── PROVIDED PASSAGE ──
Community Wishlist Survey 2022/Reading/IPA audio renderer/TTS investigation

Tracked in Phabricator:
Task T307624

Community Tech need to select a text-to-speech engine to drive the IPA audio renderer wish — there are a few good options available to us.

Contents

Overview[edit]

TTS Engine	Type	Licence	Languages	Costs (USD/character)	SSML	Voices
phoneme-synthesis + meSpeak.js	Library	GPLv3 (open source)	24	N/A	Y	29
larynx	CLI/API	MIT (open source)	9	N/A	Y	50
espeak-ng	CLI/API	GPLv3 (open source)	127	N/A	Y	127^{[nb 1]}
Google Cloud	API	Closed source	40	0.000004	Y	100
IBM Cloud	API	Closed source	13	0.00002	Y	26
Microsoft Azure	API	Closed source	129	0.000016	Y	270
Amazon AWS	API	Closed source	22	0.000004	Y	66

Requirements[edit]

The TTS engine we pick should:

accept SSML (speech synthesis markup language), as an emerging W3C standard^[1]
produce acceptable quality speech synthesis
support as wide a range of languages as possible

Audio samples[edit]

https://tnt-dev.toolforge.org/projects/tts (work in progress)

phoneme-synthesis + meSpeak.js[edit]

Notes[edit]

meSpeak.js (modulary enhanced speak.js) is a client-side JavaScript text-to-speech library based on the speak.js project^[2], and could possibly be included directly in an extension?

Licence[edit]

GPL v3

Languages & voices[edit]

24 languages (29 voices) are supported, with varying completeness^[3]

Catalan
Czech
German
Greek
English
Esperanto
Spanish
Finnish
French
Hungarian
Italian
Kannada
Latin
Latvian
Dutch
Polish
Portuguese
Romanian
Slovak
Swedish
Turkish
Mandarin Chinese
Cantonese Chinese

Quality[edit]

Better than larynx out of the box, but could be better with some tweaking.

Costs[edit]

N/A

SSML[edit]

SSML support can be enabled via a flag.^[2]

Notes[edit]

Has some issues with (ə)

Links[edit]

larynx[edit]

Notes[edit]

larynx would need to be run as an API on the production cluster, with an extension packaging IPA -> SSML

Licence[edit]

MIT

Languages & voices[edit]

9 languages (50 voices) are supported^[4], and are primarily based off of Glow-TTS, a Monotonic Alignment Search trained voice model^[5]

English
German
French
Spanish
Dutch
Italian
Swedish
Swahili
Russian

Quality[edit]

Tested, fairly poor with default settings, will require a lot of tweaking.

Costs[edit]

N/A

SSML[edit]

Only a subset of SSML is supported, however the primarily useful elements (i.e. phonemes) exist^[6]

Notes[edit]

Links[edit]

GitHub
TheresNoTime's fork
Languages/Voices
SSML support
CommTech's test installation: https://larynx-tts.wmcloud.org/openapi/

espeak-ng[edit]

Notes[edit]

meSpeak.js mentioned above is based off of eSpeak, and eSpeak NG is an eSpeak backwards compatible CLI application^[7]. We would also need to run this as an API.
───
── DATA EXTRACT ──
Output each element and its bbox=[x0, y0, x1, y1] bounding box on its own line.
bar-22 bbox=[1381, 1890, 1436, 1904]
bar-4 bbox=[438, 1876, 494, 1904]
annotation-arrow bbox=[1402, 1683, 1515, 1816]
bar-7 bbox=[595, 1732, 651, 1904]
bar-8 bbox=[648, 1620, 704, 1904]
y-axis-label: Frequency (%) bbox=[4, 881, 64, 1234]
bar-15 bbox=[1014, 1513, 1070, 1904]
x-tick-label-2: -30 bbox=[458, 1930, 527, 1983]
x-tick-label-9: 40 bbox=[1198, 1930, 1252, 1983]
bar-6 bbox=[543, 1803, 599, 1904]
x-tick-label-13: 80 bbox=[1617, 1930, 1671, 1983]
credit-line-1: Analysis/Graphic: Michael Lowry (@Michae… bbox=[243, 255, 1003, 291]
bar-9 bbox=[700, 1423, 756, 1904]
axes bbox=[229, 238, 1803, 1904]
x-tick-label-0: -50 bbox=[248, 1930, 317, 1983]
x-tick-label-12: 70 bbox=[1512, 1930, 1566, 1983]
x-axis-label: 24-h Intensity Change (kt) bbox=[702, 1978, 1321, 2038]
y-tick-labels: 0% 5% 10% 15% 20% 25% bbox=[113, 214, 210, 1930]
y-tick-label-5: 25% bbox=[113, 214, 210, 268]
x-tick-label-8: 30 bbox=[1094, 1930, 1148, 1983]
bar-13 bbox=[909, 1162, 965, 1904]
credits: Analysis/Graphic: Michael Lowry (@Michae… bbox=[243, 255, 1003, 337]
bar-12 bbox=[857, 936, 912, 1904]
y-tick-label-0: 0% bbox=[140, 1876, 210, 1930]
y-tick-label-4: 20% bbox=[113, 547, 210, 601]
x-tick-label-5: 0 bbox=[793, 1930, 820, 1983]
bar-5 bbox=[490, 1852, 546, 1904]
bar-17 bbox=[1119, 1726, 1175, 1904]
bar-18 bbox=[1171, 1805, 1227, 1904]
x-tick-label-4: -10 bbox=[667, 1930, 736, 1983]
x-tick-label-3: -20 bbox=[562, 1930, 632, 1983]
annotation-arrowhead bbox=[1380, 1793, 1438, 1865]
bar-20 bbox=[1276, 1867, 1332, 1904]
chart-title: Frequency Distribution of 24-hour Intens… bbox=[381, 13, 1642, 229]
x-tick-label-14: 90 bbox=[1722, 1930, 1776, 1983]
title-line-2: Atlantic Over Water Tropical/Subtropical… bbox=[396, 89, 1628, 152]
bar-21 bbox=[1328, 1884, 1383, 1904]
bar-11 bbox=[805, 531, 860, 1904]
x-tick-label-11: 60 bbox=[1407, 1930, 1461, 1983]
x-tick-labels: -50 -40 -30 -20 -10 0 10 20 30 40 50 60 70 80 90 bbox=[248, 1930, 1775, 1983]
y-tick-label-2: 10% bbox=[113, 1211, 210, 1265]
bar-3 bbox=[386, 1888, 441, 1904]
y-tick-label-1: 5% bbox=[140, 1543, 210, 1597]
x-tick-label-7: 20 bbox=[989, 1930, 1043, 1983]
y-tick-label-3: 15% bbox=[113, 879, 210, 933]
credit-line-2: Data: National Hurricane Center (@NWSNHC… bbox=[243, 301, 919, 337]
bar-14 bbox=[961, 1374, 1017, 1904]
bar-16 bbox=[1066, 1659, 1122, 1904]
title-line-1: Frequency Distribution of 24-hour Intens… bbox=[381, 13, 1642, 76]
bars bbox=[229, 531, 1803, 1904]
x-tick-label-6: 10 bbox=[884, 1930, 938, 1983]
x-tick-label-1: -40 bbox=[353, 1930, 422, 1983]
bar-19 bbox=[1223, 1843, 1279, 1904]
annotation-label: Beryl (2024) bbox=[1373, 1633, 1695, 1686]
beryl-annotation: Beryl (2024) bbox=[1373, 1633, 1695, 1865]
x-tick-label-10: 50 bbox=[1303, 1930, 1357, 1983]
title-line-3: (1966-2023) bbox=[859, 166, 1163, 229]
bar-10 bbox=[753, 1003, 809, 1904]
───
── DATA EXTRACT ──
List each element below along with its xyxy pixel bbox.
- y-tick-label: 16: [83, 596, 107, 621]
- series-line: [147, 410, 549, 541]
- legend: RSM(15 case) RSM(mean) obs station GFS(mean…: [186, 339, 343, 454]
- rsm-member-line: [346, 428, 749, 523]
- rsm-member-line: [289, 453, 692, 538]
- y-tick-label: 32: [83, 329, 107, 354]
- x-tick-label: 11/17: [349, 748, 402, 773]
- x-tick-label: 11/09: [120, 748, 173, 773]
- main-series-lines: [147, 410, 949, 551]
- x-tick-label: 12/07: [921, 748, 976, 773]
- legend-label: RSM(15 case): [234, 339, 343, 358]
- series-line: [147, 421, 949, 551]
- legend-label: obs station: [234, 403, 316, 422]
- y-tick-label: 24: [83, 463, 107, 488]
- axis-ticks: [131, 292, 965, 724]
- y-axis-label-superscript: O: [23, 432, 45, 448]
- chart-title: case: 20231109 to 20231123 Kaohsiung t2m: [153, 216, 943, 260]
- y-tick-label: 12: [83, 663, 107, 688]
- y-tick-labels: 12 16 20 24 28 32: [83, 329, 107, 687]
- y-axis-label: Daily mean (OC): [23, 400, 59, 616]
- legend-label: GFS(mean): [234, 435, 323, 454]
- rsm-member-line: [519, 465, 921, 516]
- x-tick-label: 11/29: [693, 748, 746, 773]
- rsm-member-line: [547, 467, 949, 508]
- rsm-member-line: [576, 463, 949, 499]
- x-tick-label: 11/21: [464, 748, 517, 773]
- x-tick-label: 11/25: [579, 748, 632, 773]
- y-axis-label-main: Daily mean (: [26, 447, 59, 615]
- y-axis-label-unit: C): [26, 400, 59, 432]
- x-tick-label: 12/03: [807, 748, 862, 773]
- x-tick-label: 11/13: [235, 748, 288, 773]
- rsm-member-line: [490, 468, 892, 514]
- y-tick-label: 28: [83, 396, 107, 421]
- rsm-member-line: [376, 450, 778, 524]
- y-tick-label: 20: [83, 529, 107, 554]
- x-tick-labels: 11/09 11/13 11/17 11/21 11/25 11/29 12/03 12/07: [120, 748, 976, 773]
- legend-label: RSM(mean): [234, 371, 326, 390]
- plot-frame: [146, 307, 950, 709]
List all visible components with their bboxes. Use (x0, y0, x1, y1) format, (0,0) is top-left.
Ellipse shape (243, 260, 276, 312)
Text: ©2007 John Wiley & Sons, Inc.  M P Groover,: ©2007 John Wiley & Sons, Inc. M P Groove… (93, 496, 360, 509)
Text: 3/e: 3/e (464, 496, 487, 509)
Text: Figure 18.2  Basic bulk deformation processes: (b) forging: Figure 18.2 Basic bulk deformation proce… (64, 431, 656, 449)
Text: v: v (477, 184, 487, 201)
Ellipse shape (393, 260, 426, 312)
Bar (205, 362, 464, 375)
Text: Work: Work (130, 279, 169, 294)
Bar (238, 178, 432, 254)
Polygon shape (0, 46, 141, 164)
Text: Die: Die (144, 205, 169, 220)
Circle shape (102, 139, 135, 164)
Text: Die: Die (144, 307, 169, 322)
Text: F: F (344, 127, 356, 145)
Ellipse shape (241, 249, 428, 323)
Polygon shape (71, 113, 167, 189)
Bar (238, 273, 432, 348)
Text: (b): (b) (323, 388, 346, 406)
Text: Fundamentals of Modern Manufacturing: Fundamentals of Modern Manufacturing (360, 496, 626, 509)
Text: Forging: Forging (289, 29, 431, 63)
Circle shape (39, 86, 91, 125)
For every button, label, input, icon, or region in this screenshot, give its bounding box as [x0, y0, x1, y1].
───
--- TO BE DONE ---
• A. Answer these from the page on text-to-speech engines, one line each:
(i) What license does larynx use?
(ii) How many languages does the overview table list for espeak-ng?
(iii) How is larynx's quality with default settings described?
• B. Write what comes next in the page on text-to-speech engines, picking up after its last sentence.

--- ANSWERS IN ORDER ---
• A.
(i) MIT
(ii) 127
(iii) Fairly poor, and it will need a lot of tweaking.

• B.
Licence[edit]

GPL v3

Languages & voices[edit]

127^{[nb 1]} languages^[8]

See list

Quality[edit]

Untested

Costs[edit]

N/A

SSML[edit]

Similar to meSpeak.js, a subset of SSML is supported.

Notes[edit]

Links[edit]

Google Cloud[edit]

Notes[edit]

API

Licence[edit]

Proprietary

Languages & voices[edit]

40 languages (100+ voices)

See list

Quality[edit]

As expected from a commercial service, very good with default settings. No tweaking necessary.

Costs[edit]

All costs exclude "WaveNet" (DeepMind GAN ML model^[9]) voices, and are based on publicly available pricing.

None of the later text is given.